Text »
──────────────────────────────

DSXCONNECTOR_ASSET defines the logical root of a connector’s scan scope. It allows you to partition a large repository into smaller “shards” so that multiple connector instances can scan in parallel (one asset partition per instance).

What is an Asset?🔗

  • Filesystem: a mounted path (e.g., /app/scan_folder)
  • AWS S3: bucket or bucket/prefix
  • Azure Blob: container or container/prefix
  • GCS: bucket or bucket/prefix
  • SharePoint: a site/doc library/folder URL (scope)

Within the asset, use DSXCONNECTOR_FILTER to further include/exclude items. Filters are evaluated relative to the asset root.

When to Use Assets (Sharding)🔗

  • Large repositories (many millions/billions of items)
  • Need to parallelize scans across multiple connector instances
  • Need to bound enumerations for fault isolation (one partition failing doesn’t block others)

Sharding Examples🔗

  • S3: run multiple connectors, each with a distinct DSXCONNECTOR_ASSET such as:
  • my-bucket/A/*, my-bucket/B/*, … (alphabetic partitions)

──────────────────────────────

Information provided »
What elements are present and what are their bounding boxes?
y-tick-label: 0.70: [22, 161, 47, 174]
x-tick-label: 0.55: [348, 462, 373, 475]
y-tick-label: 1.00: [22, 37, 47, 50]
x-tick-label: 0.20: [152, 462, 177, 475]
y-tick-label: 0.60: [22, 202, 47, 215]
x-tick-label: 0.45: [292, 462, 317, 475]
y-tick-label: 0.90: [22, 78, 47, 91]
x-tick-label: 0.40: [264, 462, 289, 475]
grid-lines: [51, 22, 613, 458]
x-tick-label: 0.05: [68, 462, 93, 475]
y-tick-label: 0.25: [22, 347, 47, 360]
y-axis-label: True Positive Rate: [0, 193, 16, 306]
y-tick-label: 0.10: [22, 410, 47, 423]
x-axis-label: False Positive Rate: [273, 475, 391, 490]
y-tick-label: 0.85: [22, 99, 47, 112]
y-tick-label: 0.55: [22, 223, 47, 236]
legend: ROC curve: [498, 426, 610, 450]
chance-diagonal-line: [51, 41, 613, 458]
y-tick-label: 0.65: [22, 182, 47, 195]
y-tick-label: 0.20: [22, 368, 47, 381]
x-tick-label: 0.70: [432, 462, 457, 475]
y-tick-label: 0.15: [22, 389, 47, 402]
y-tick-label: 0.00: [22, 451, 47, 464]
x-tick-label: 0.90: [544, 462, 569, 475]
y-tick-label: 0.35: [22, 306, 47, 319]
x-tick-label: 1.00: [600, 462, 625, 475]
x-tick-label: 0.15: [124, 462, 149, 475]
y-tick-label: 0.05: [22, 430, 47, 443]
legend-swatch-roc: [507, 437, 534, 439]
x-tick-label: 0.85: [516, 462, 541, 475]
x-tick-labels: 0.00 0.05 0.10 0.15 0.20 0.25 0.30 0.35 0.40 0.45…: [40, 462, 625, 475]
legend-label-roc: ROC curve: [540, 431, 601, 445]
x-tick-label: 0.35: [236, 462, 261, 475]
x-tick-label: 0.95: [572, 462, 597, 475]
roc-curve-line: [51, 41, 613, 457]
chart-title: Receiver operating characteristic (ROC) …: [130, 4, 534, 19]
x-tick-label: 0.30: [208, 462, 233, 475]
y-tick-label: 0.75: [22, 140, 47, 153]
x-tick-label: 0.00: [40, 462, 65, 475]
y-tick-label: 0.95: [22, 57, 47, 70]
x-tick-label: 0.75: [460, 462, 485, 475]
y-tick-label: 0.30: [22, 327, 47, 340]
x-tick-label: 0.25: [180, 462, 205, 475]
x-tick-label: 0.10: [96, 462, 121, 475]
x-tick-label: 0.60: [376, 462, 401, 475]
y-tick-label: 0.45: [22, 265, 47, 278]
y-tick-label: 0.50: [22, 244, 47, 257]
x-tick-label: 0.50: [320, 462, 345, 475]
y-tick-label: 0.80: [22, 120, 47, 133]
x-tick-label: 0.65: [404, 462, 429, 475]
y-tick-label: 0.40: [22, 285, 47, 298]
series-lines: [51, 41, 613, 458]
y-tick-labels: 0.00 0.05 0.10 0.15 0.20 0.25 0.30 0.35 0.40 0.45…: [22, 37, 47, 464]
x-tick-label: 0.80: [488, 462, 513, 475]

──────────────────────────────

Pick up the text on connector asset sharding where it stops and continue it.

  • my-bucket/2025-01/*, my-bucket/2025-02/*, … (time partitions)
  • Filesystem: split by subfolders: /app/scan_folder/shard1, /app/scan_folder/shard2
  • SharePoint: split by doc library/folder

Compose POV: scale out by starting multiple connector containers (each pointing at a distinct asset partition). In K8S (private), you’d deploy multiple releases or replicas with distinct values.

Filters vs Assets — Pros & Cons🔗

  • Assets (partitioning at source):
  • Pros: enables parallel enumeration; reduces per‑connector list volume; isolates failures per shard
  • Cons: requires coordination of partitioning (naming/scope decisions)
  • Filters (evaluation at connector):
  • Pros: simple per‑connector scoping without changing infrastructure; expressive (rsync‑like)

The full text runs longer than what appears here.